Site icon Jake Ludington

Web Acceleration

Brandon says, I read something about Google Web Accelerator speeding up my browser, but now it isn’t available. Does this actually work? How can I get something to speed up browsing now that Google stopped offering their program?

Web acceleration has been around for a long time. Even with broadband connections, we typically end up waiting some fraction of a second for a page to load. It’s typically made up of two important components. One part of the process speeds up the time it takes for your computer to find the location of a particular site. The other part of Web acceleration actually loads Web pages in the background while you do other things, so you aren’t waiting for the page to load. In some cases, Web acceleration compresses things like images to reduce file size, further speeding up page load times, which may speed up browsing but generally makes pages look fairly ugly. I personally don’t recommend using any of the compression methods because the overall quality degradation just isn’t worth the fractional seconds of load time you save.

One of the most obvious ways to boost your page load time is by decreasing the amount of time it takes your computer to look up Web addresses. Each time you type http://www.domain.com into the IE or Firefox address bar, the computer sends a request to the Domain Name Servers provided by your ISP to translate http://www.domain.com into the numerical address of that site. Each on of these requests takes some fraction of a second to perform, often about 1/10 of a second. When the result of the request is returned to your computer, it then loads the page in the browser window. Using a software app to cache this DNS lookup request on your machine can eliminate almost all of the lookup time required, because instead of waiting for a computer somewhere else to find the information, the browser gets the information directly from your PC. Several apps act as a DNS lookup intermediary, some free and some shareware. Probably the best of the free tools for this purpose is FastCache from AnalogX.

Activity list:
• A. List the methods of web acceleration that the web acceleration article describes.
• B. Summarize the web acceleration article in two sentences.
• C. Continue the web acceleration article from its last sentence, the one that names FastCache from AnalogX.

Stored data entries:
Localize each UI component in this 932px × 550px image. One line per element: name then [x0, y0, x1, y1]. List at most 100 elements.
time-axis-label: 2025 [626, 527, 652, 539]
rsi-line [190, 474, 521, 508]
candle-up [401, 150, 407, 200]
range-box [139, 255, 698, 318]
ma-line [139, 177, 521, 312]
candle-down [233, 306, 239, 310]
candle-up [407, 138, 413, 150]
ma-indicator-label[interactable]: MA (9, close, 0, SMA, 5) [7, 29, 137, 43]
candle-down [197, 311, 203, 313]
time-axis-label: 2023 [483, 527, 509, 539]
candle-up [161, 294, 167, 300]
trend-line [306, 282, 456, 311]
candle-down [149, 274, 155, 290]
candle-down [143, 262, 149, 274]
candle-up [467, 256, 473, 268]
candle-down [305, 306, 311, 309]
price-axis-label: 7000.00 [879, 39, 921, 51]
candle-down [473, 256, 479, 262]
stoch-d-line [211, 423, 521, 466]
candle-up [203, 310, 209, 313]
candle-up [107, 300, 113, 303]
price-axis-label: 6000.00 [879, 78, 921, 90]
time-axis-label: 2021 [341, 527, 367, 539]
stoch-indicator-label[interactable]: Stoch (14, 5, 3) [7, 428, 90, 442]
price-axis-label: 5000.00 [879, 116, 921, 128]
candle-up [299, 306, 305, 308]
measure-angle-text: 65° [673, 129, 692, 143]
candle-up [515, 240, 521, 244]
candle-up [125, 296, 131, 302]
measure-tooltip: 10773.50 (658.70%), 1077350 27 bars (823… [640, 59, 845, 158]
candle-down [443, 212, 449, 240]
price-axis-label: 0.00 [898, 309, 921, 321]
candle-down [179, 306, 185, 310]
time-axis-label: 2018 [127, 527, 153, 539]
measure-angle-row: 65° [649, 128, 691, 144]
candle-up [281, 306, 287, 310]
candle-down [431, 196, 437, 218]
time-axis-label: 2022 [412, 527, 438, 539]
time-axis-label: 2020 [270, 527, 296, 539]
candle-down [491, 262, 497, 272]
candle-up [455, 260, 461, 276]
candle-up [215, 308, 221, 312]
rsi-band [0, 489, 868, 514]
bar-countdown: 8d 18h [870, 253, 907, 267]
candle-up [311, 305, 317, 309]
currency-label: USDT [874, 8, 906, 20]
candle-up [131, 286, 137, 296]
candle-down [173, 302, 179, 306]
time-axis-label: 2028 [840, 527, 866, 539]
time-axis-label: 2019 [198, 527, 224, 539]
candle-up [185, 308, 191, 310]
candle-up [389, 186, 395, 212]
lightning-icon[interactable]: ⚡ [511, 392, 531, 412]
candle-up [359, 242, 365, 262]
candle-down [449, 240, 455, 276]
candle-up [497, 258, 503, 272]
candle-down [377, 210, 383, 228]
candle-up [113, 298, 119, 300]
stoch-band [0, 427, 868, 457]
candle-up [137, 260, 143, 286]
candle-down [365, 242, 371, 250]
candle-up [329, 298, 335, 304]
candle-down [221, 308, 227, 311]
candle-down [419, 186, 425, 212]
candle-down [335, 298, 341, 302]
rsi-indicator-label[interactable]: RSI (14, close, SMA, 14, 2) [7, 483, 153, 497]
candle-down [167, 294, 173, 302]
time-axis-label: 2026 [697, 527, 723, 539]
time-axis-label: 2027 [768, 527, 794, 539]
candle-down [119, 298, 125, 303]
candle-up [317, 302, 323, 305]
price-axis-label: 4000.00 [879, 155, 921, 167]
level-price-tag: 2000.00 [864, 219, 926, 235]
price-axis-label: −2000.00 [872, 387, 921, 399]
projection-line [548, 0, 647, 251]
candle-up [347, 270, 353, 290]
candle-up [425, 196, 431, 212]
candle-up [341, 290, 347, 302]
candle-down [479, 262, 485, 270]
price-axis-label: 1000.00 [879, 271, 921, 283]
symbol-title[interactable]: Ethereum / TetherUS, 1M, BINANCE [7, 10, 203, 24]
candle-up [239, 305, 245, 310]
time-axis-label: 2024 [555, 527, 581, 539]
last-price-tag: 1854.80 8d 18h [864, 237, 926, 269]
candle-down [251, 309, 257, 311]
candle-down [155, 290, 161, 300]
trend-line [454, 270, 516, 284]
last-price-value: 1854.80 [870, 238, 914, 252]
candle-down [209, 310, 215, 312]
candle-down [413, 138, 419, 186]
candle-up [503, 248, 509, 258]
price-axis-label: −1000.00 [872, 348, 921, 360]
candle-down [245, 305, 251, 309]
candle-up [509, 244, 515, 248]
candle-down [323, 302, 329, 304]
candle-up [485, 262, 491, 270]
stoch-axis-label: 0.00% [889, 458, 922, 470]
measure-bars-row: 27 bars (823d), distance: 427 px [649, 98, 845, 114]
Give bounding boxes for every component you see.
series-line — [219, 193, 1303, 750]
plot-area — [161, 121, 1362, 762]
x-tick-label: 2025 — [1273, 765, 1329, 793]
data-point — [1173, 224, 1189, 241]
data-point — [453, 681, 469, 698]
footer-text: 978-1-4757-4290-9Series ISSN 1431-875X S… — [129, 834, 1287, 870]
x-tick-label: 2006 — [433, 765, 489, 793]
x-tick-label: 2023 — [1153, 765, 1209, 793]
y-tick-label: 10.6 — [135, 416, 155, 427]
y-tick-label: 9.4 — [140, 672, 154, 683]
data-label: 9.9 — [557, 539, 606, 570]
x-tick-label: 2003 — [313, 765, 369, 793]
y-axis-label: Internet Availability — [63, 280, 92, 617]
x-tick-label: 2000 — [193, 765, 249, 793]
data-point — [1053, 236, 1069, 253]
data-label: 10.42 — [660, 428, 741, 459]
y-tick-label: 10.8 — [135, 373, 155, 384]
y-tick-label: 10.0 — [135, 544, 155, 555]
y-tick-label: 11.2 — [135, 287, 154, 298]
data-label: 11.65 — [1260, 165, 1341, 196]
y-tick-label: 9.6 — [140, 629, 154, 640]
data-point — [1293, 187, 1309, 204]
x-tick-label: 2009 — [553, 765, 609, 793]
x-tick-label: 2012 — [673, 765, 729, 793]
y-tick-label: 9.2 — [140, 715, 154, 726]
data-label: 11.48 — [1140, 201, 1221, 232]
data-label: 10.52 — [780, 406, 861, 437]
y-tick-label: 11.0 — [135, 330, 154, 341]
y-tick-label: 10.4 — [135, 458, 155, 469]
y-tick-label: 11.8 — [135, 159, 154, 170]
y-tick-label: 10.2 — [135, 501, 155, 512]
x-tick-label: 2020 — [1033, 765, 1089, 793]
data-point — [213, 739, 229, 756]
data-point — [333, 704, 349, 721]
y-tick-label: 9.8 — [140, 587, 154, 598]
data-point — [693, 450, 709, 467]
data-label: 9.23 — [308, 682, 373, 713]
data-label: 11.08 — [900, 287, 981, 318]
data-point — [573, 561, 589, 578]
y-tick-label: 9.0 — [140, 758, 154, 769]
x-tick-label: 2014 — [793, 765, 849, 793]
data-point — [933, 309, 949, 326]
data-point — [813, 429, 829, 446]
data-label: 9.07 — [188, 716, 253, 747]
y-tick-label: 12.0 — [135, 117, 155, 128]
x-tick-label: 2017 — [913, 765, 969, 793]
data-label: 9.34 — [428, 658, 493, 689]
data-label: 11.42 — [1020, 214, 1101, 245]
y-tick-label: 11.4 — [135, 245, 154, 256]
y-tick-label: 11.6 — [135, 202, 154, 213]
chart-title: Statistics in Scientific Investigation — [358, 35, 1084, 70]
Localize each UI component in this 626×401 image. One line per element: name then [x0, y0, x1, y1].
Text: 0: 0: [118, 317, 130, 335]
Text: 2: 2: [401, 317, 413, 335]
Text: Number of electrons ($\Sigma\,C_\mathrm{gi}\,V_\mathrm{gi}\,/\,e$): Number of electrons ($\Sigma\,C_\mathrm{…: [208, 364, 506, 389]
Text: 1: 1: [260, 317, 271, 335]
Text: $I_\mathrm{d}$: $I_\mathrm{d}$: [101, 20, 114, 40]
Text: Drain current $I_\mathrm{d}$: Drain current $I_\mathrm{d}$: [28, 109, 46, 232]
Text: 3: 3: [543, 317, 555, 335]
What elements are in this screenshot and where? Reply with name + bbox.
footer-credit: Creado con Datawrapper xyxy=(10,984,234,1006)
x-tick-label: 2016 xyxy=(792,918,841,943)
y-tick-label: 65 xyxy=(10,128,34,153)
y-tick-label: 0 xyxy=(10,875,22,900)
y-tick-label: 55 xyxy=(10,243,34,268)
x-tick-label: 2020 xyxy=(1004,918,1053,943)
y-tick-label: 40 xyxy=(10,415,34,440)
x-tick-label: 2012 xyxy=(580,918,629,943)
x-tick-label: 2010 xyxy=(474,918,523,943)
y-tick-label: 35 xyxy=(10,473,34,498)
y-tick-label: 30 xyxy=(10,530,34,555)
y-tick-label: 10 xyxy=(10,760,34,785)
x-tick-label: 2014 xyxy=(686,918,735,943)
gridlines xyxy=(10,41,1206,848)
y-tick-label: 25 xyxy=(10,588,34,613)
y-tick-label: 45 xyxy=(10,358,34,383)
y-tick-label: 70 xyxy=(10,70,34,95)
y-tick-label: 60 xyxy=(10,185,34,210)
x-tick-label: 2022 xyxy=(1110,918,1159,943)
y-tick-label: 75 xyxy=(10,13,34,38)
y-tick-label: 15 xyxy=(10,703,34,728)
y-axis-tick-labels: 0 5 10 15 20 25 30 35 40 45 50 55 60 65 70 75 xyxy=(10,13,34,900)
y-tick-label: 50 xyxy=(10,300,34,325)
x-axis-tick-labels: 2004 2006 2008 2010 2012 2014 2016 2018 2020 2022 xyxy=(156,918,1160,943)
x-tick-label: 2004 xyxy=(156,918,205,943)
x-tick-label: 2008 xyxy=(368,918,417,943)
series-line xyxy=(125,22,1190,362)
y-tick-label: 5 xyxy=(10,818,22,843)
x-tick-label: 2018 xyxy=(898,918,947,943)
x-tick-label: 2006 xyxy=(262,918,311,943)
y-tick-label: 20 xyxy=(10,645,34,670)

Answers for the exercise:
• A.
- Speeding up the time it takes the computer to find a site's location
- Loading web pages in the background while the user does other things
- Compressing items such as images to reduce file size

• B. Web acceleration speeds up page loads by finding site locations faster, by loading pages in the background, and sometimes by compressing images, though the author advises against compression because of the loss in quality. Caching DNS lookups on your own PC can remove nearly all of the roughly 1/10 of a second each lookup takes, and FastCache from AnalogX is probably the best free tool for this.

• C.
The second component of Web acceleration, downloading pages in the background can be achieved in one of two ways. An artificial sense of background downloading is achieved by using tabbed browsing. Firefox and the Maxthon overlay for Internet Explorer both offer the option of loading pages on new tabs in the background while still viewing the current page. I say this is artificial because it requires the act of clicking on a link to open the new tab. In many cases this type of solution is good enough because you may not be finished with the page containing the link anyway. True Web accelerators actually pre-load a certain number of pages linked to the current page when you first load the page. In effect, the accelerators are clicking the links for you and loading them in the background in anticipation of you later clicking the link. With this type of acceleration, you get a more instantaneous gratification because the link you click is immediately available.

The best app I’ve found for pre-loading pages is LinkFox, which is part of the TweakMASTER PRO optimization suite. LinkFox does an awesome job preloading Web pages under all kinds of scenarios. TweakMASTER PRO also includes a DNS caching tool that is effectively comparable to FastCache, along with a bunch of tools that provide information about your PC network connections. TweakMASTER PRO is not free, so you need to determine whether speeding up your browsing is worth the money, but if you’re looking for a way to optimize all aspects of your browsing, you’d need several individual tools to get all the performance tied conveniently into this one optimization suite and as far as I know, the Google Web Accelerator is the only thing that really compares for improving page load times. FastCache will definitely shave time off your browsing without spending a dime, so either way you come out ahead.